Here are some records; quote them exactly, leaving out the pictures.

+++

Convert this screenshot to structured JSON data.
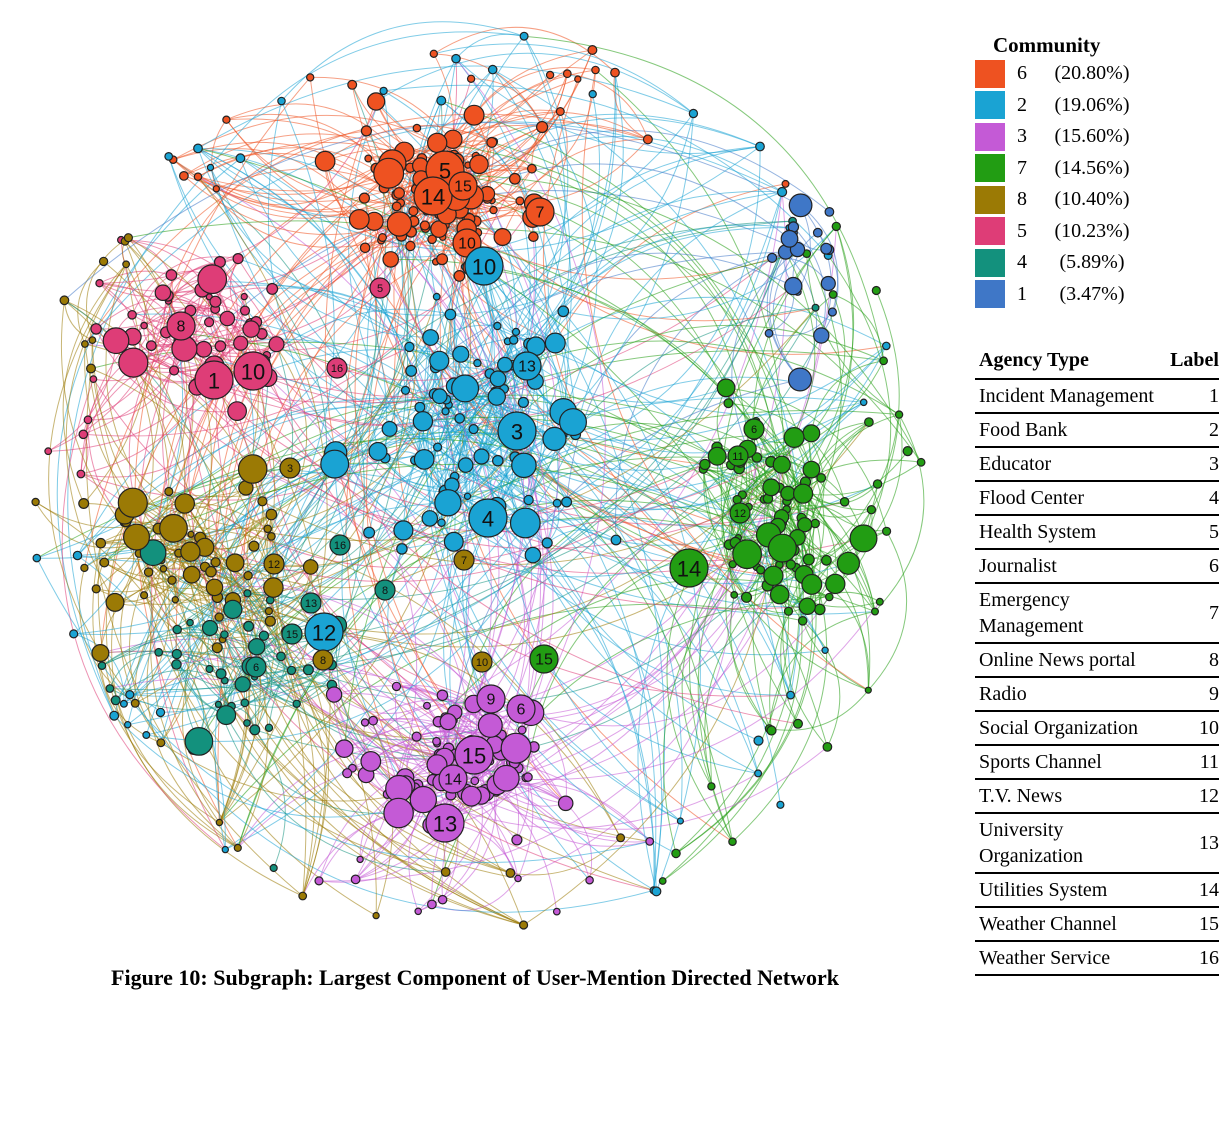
{
  "figure": {
    "caption": "Figure 10: Subgraph: Largest Component of User-Mention Directed Network"
  },
  "colors": {
    "6": "#EE5221",
    "2": "#1AA3D3",
    "3": "#C45AD6",
    "7": "#229D13",
    "8": "#9B7A05",
    "5": "#DE3D77",
    "4": "#13917D",
    "1": "#3F77C7"
  },
  "community_legend": {
    "title": "Community",
    "items": [
      {
        "id": "6",
        "percent": "(20.80%)",
        "color": "#EE5221"
      },
      {
        "id": "2",
        "percent": "(19.06%)",
        "color": "#1AA3D3"
      },
      {
        "id": "3",
        "percent": "(15.60%)",
        "color": "#C45AD6"
      },
      {
        "id": "7",
        "percent": "(14.56%)",
        "color": "#229D13"
      },
      {
        "id": "8",
        "percent": "(10.40%)",
        "color": "#9B7A05"
      },
      {
        "id": "5",
        "percent": "(10.23%)",
        "color": "#DE3D77"
      },
      {
        "id": "4",
        "percent": "(5.89%)",
        "color": "#13917D"
      },
      {
        "id": "1",
        "percent": "(3.47%)",
        "color": "#3F77C7"
      }
    ]
  },
  "agency_table": {
    "headers": [
      "Agency Type",
      "Label"
    ],
    "rows": [
      [
        "Incident Management",
        "1"
      ],
      [
        "Food Bank",
        "2"
      ],
      [
        "Educator",
        "3"
      ],
      [
        "Flood Center",
        "4"
      ],
      [
        "Health System",
        "5"
      ],
      [
        "Journalist",
        "6"
      ],
      [
        "Emergency Management",
        "7"
      ],
      [
        "Online News portal",
        "8"
      ],
      [
        "Radio",
        "9"
      ],
      [
        "Social Organization",
        "10"
      ],
      [
        "Sports Channel",
        "11"
      ],
      [
        "T.V. News",
        "12"
      ],
      [
        "University Organization",
        "13"
      ],
      [
        "Utilities System",
        "14"
      ],
      [
        "Weather Channel",
        "15"
      ],
      [
        "Weather Service",
        "16"
      ]
    ]
  },
  "labeled_nodes": [
    {
      "label": "5",
      "community": "6",
      "size": "large"
    },
    {
      "label": "14",
      "community": "6",
      "size": "large"
    },
    {
      "label": "15",
      "community": "6",
      "size": "medium"
    },
    {
      "label": "7",
      "community": "6",
      "size": "medium"
    },
    {
      "label": "10",
      "community": "6",
      "size": "medium"
    },
    {
      "label": "10",
      "community": "2",
      "size": "large"
    },
    {
      "label": "5",
      "community": "5",
      "size": "small"
    },
    {
      "label": "8",
      "community": "5",
      "size": "medium"
    },
    {
      "label": "1",
      "community": "5",
      "size": "large"
    },
    {
      "label": "10",
      "community": "5",
      "size": "large"
    },
    {
      "label": "16",
      "community": "5",
      "size": "small"
    },
    {
      "label": "13",
      "community": "2",
      "size": "medium"
    },
    {
      "label": "3",
      "community": "2",
      "size": "large"
    },
    {
      "label": "4",
      "community": "2",
      "size": "large"
    },
    {
      "label": "3",
      "community": "8",
      "size": "small"
    },
    {
      "label": "7",
      "community": "8",
      "size": "small"
    },
    {
      "label": "12",
      "community": "8",
      "size": "small"
    },
    {
      "label": "16",
      "community": "4",
      "size": "small"
    },
    {
      "label": "8",
      "community": "4",
      "size": "small"
    },
    {
      "label": "13",
      "community": "4",
      "size": "small"
    },
    {
      "label": "15",
      "community": "4",
      "size": "small"
    },
    {
      "label": "12",
      "community": "2",
      "size": "large"
    },
    {
      "label": "8",
      "community": "8",
      "size": "small"
    },
    {
      "label": "6",
      "community": "4",
      "size": "small"
    },
    {
      "label": "10",
      "community": "8",
      "size": "small"
    },
    {
      "label": "15",
      "community": "7",
      "size": "medium"
    },
    {
      "label": "9",
      "community": "3",
      "size": "medium"
    },
    {
      "label": "6",
      "community": "3",
      "size": "medium"
    },
    {
      "label": "15",
      "community": "3",
      "size": "large"
    },
    {
      "label": "14",
      "community": "3",
      "size": "medium"
    },
    {
      "label": "13",
      "community": "3",
      "size": "large"
    },
    {
      "label": "6",
      "community": "7",
      "size": "small"
    },
    {
      "label": "11",
      "community": "7",
      "size": "small"
    },
    {
      "label": "12",
      "community": "7",
      "size": "small"
    },
    {
      "label": "14",
      "community": "7",
      "size": "large"
    }
  ]
}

+++

=== Right answer ===
Convert this screenshot to structured JSON data.
{
  "figure": {
    "caption": "Figure 10: Subgraph: Largest Component of User-Mention Directed Network"
  },
  "colors": {
    "6": "#EE5221",
    "2": "#1AA3D3",
    "3": "#C45AD6",
    "7": "#229D13",
    "8": "#9B7A05",
    "5": "#DE3D77",
    "4": "#13917D",
    "1": "#3F77C7"
  },
  "community_legend": {
    "title": "Community",
    "items": [
      {
        "id": "6",
        "percent": "(20.80%)",
        "color": "#EE5221"
      },
      {
        "id": "2",
        "percent": "(19.06%)",
        "color": "#1AA3D3"
      },
      {
        "id": "3",
        "percent": "(15.60%)",
        "color": "#C45AD6"
      },
      {
        "id": "7",
        "percent": "(14.56%)",
        "color": "#229D13"
      },
      {
        "id": "8",
        "percent": "(10.40%)",
        "color": "#9B7A05"
      },
      {
        "id": "5",
        "percent": "(10.23%)",
        "color": "#DE3D77"
      },
      {
        "id": "4",
        "percent": "(5.89%)",
        "color": "#13917D"
      },
      {
        "id": "1",
        "percent": "(3.47%)",
        "color": "#3F77C7"
      }
    ]
  },
  "agency_table": {
    "headers": [
      "Agency Type",
      "Label"
    ],
    "rows": [
      [
        "Incident Management",
        "1"
      ],
      [
        "Food Bank",
        "2"
      ],
      [
        "Educator",
        "3"
      ],
      [
        "Flood Center",
        "4"
      ],
      [
        "Health System",
        "5"
      ],
      [
        "Journalist",
        "6"
      ],
      [
        "Emergency Management",
        "7"
      ],
      [
        "Online News portal",
        "8"
      ],
      [
        "Radio",
        "9"
      ],
      [
        "Social Organization",
        "10"
      ],
      [
        "Sports Channel",
        "11"
      ],
      [
        "T.V. News",
        "12"
      ],
      [
        "University Organization",
        "13"
      ],
      [
        "Utilities System",
        "14"
      ],
      [
        "Weather Channel",
        "15"
      ],
      [
        "Weather Service",
        "16"
      ]
    ]
  },
  "labeled_nodes": [
    {
      "label": "5",
      "community": "6",
      "size": "large"
    },
    {
      "label": "14",
      "community": "6",
      "size": "large"
    },
    {
      "label": "15",
      "community": "6",
      "size": "medium"
    },
    {
      "label": "7",
      "community": "6",
      "size": "medium"
    },
    {
      "label": "10",
      "community": "6",
      "size": "medium"
    },
    {
      "label": "10",
      "community": "2",
      "size": "large"
    },
    {
      "label": "5",
      "community": "5",
      "size": "small"
    },
    {
      "label": "8",
      "community": "5",
      "size": "medium"
    },
    {
      "label": "1",
      "community": "5",
      "size": "large"
    },
    {
      "label": "10",
      "community": "5",
      "size": "large"
    },
    {
      "label": "16",
      "community": "5",
      "size": "small"
    },
    {
      "label": "13",
      "community": "2",
      "size": "medium"
    },
    {
      "label": "3",
      "community": "2",
      "size": "large"
    },
    {
      "label": "4",
      "community": "2",
      "size": "large"
    },
    {
      "label": "3",
      "community": "8",
      "size": "small"
    },
    {
      "label": "7",
      "community": "8",
      "size": "small"
    },
    {
      "label": "12",
      "community": "8",
      "size": "small"
    },
    {
      "label": "16",
      "community": "4",
      "size": "small"
    },
    {
      "label": "8",
      "community": "4",
      "size": "small"
    },
    {
      "label": "13",
      "community": "4",
      "size": "small"
    },
    {
      "label": "15",
      "community": "4",
      "size": "small"
    },
    {
      "label": "12",
      "community": "2",
      "size": "large"
    },
    {
      "label": "8",
      "community": "8",
      "size": "small"
    },
    {
      "label": "6",
      "community": "4",
      "size": "small"
    },
    {
      "label": "10",
      "community": "8",
      "size": "small"
    },
    {
      "label": "15",
      "community": "7",
      "size": "medium"
    },
    {
      "label": "9",
      "community": "3",
      "size": "medium"
    },
    {
      "label": "6",
      "community": "3",
      "size": "medium"
    },
    {
      "label": "15",
      "community": "3",
      "size": "large"
    },
    {
      "label": "14",
      "community": "3",
      "size": "medium"
    },
    {
      "label": "13",
      "community": "3",
      "size": "large"
    },
    {
      "label": "6",
      "community": "7",
      "size": "small"
    },
    {
      "label": "11",
      "community": "7",
      "size": "small"
    },
    {
      "label": "12",
      "community": "7",
      "size": "small"
    },
    {
      "label": "14",
      "community": "7",
      "size": "large"
    }
  ]
}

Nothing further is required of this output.